• CHALLENGE: Work out how many lines hold "matter". Give the number and nothing else.

• TASK INPUT:
★ ★ ★ ★ ★ ★ ★

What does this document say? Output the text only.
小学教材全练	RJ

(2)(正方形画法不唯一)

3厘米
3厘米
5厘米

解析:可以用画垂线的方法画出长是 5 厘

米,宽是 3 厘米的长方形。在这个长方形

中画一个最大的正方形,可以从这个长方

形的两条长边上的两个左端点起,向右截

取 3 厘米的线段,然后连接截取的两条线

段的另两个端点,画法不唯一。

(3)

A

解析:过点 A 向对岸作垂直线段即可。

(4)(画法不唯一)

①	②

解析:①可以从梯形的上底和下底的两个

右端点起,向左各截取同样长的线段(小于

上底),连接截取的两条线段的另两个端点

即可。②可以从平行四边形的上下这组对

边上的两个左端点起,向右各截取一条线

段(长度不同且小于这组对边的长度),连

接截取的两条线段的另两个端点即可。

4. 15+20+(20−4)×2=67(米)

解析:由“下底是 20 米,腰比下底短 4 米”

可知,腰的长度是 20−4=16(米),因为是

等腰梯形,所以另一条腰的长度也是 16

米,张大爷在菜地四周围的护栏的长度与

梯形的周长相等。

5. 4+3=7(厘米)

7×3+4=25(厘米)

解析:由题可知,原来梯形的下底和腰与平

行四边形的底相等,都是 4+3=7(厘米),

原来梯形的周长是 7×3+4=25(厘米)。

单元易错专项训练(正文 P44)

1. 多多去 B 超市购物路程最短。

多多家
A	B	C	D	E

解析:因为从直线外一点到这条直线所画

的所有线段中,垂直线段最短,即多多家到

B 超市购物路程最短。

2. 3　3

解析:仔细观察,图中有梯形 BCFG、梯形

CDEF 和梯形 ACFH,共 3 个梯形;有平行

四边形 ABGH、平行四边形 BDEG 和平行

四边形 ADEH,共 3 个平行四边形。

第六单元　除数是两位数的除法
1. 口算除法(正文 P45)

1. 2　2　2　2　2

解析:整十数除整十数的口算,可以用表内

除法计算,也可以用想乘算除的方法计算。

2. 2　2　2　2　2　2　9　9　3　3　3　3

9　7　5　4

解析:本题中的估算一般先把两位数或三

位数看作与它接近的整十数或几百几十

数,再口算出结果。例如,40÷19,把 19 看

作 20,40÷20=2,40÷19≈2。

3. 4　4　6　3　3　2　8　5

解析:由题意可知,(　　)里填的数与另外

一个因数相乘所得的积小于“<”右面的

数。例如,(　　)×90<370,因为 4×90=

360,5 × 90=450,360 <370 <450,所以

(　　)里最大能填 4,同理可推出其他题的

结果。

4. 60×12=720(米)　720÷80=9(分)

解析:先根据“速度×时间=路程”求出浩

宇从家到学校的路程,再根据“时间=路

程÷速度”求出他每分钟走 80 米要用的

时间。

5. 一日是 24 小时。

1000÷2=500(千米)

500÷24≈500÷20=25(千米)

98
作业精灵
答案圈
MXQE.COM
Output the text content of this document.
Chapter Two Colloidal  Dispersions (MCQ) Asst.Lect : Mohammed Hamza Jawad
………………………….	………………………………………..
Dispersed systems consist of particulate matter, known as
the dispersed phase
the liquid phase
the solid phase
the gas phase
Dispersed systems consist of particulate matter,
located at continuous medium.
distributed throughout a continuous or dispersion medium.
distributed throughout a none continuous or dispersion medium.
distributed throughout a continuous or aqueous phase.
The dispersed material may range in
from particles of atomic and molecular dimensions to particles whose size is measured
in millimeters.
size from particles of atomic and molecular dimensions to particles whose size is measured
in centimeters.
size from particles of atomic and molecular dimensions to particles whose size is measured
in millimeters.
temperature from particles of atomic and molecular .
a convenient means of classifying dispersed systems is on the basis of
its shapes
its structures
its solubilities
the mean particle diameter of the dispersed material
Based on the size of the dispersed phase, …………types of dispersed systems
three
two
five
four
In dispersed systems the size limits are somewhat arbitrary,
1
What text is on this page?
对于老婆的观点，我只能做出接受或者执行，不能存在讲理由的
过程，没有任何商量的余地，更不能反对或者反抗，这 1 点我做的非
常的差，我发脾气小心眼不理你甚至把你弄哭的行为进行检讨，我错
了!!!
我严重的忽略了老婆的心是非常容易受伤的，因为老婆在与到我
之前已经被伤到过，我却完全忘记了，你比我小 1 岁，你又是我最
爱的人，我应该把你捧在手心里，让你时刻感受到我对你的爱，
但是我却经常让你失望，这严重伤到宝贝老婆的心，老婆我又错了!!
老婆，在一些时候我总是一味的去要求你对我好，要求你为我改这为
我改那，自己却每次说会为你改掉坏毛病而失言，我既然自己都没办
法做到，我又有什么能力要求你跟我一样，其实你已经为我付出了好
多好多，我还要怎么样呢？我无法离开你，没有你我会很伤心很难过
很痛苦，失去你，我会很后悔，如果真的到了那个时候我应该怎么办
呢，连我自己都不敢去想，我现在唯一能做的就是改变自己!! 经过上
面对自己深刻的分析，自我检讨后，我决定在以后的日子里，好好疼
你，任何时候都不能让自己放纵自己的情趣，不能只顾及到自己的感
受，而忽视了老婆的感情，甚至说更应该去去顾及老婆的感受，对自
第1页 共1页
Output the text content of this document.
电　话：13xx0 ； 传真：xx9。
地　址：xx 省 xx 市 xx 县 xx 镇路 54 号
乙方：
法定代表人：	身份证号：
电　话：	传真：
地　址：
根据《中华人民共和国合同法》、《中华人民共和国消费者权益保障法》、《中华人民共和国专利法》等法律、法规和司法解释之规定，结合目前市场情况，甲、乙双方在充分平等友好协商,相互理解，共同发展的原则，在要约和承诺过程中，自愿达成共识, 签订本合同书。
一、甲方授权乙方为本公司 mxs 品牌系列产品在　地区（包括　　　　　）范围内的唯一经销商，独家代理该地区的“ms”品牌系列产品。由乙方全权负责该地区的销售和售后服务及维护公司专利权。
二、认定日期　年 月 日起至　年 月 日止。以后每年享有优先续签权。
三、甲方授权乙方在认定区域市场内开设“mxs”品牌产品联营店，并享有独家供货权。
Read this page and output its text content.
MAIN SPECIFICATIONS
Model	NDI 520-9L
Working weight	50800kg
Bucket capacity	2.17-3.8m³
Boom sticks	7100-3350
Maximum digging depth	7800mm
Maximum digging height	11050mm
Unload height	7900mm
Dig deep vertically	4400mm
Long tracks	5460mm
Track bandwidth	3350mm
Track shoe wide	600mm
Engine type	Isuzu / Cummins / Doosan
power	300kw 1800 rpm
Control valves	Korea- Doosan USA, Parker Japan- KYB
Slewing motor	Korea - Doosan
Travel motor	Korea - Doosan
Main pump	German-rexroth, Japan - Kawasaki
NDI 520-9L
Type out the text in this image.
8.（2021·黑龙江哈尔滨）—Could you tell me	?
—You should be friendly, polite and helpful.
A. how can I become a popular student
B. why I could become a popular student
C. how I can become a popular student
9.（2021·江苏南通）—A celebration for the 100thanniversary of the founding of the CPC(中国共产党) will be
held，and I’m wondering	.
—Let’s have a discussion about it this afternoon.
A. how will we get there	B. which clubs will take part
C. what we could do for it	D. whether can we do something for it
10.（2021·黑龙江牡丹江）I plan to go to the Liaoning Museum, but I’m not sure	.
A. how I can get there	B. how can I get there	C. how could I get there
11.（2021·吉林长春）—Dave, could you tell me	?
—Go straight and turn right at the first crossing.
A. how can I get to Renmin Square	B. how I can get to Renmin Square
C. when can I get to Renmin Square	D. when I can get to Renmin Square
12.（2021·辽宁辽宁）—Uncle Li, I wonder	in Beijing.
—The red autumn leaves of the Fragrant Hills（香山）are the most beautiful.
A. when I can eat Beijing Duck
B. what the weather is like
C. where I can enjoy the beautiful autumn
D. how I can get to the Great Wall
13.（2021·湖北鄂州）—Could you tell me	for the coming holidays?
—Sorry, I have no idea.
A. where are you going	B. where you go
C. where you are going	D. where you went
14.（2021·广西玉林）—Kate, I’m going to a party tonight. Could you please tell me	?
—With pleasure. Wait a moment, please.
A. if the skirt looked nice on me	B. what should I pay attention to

★ ★ ★ ★ ★ ★ ★

• SOLUTION TO THE PROBLEM: 2